[Raw records]
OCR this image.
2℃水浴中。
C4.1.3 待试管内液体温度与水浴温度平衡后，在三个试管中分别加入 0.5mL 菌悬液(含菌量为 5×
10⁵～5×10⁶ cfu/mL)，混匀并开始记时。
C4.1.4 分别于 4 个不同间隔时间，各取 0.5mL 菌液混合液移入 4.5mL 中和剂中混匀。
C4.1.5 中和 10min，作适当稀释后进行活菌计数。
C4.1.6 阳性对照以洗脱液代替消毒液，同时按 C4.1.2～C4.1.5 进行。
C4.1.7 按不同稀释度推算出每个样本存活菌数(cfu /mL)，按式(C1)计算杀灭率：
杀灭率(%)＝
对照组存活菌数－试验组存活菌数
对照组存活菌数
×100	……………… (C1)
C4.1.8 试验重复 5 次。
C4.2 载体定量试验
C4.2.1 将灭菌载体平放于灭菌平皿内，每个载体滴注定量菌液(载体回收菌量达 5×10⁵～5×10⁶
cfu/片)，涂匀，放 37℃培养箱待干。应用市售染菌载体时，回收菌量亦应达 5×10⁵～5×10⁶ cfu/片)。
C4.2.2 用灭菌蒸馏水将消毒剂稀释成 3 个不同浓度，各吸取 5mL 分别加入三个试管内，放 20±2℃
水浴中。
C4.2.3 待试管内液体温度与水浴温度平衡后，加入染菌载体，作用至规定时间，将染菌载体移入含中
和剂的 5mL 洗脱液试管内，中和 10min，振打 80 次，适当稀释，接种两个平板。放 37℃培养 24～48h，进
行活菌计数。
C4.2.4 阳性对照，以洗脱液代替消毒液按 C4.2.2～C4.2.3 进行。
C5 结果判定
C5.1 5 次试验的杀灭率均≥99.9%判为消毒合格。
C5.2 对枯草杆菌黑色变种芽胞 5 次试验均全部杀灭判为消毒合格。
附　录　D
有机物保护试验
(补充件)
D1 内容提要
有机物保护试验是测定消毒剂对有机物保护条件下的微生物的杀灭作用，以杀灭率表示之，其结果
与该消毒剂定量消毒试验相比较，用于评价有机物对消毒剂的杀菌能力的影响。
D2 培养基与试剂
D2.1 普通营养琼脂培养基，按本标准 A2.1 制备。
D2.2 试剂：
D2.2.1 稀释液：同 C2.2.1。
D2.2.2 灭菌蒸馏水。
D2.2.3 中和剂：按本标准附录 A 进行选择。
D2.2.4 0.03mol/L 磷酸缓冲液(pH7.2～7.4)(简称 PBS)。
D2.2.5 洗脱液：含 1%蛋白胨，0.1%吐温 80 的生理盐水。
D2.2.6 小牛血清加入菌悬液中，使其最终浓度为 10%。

Exercise task >>
Copy all of the data. Keep every word exactly as it is.

Solution to the exercise >>
OCR this image.
2℃水浴中。
C4.1.3 待试管内液体温度与水浴温度平衡后，在三个试管中分别加入 0.5mL 菌悬液(含菌量为 5×
10⁵～5×10⁶ cfu/mL)，混匀并开始记时。
C4.1.4 分别于 4 个不同间隔时间，各取 0.5mL 菌液混合液移入 4.5mL 中和剂中混匀。
C4.1.5 中和 10min，作适当稀释后进行活菌计数。
C4.1.6 阳性对照以洗脱液代替消毒液，同时按 C4.1.2～C4.1.5 进行。
C4.1.7 按不同稀释度推算出每个样本存活菌数(cfu /mL)，按式(C1)计算杀灭率：
杀灭率(%)＝
对照组存活菌数－试验组存活菌数
对照组存活菌数
×100	……………… (C1)
C4.1.8 试验重复 5 次。
C4.2 载体定量试验
C4.2.1 将灭菌载体平放于灭菌平皿内，每个载体滴注定量菌液(载体回收菌量达 5×10⁵～5×10⁶
cfu/片)，涂匀，放 37℃培养箱待干。应用市售染菌载体时，回收菌量亦应达 5×10⁵～5×10⁶ cfu/片)。
C4.2.2 用灭菌蒸馏水将消毒剂稀释成 3 个不同浓度，各吸取 5mL 分别加入三个试管内，放 20±2℃
水浴中。
C4.2.3 待试管内液体温度与水浴温度平衡后，加入染菌载体，作用至规定时间，将染菌载体移入含中
和剂的 5mL 洗脱液试管内，中和 10min，振打 80 次，适当稀释，接种两个平板。放 37℃培养 24～48h，进
行活菌计数。
C4.2.4 阳性对照，以洗脱液代替消毒液按 C4.2.2～C4.2.3 进行。
C5 结果判定
C5.1 5 次试验的杀灭率均≥99.9%判为消毒合格。
C5.2 对枯草杆菌黑色变种芽胞 5 次试验均全部杀灭判为消毒合格。
附　录　D
有机物保护试验
(补充件)
D1 内容提要
有机物保护试验是测定消毒剂对有机物保护条件下的微生物的杀灭作用，以杀灭率表示之，其结果
与该消毒剂定量消毒试验相比较，用于评价有机物对消毒剂的杀菌能力的影响。
D2 培养基与试剂
D2.1 普通营养琼脂培养基，按本标准 A2.1 制备。
D2.2 试剂：
D2.2.1 稀释液：同 C2.2.1。
D2.2.2 灭菌蒸馏水。
D2.2.3 中和剂：按本标准附录 A 进行选择。
D2.2.4 0.03mol/L 磷酸缓冲液(pH7.2～7.4)(简称 PBS)。
D2.2.5 洗脱液：含 1%蛋白胨，0.1%吐温 80 的生理盐水。
D2.2.6 小牛血清加入菌悬液中，使其最终浓度为 10%。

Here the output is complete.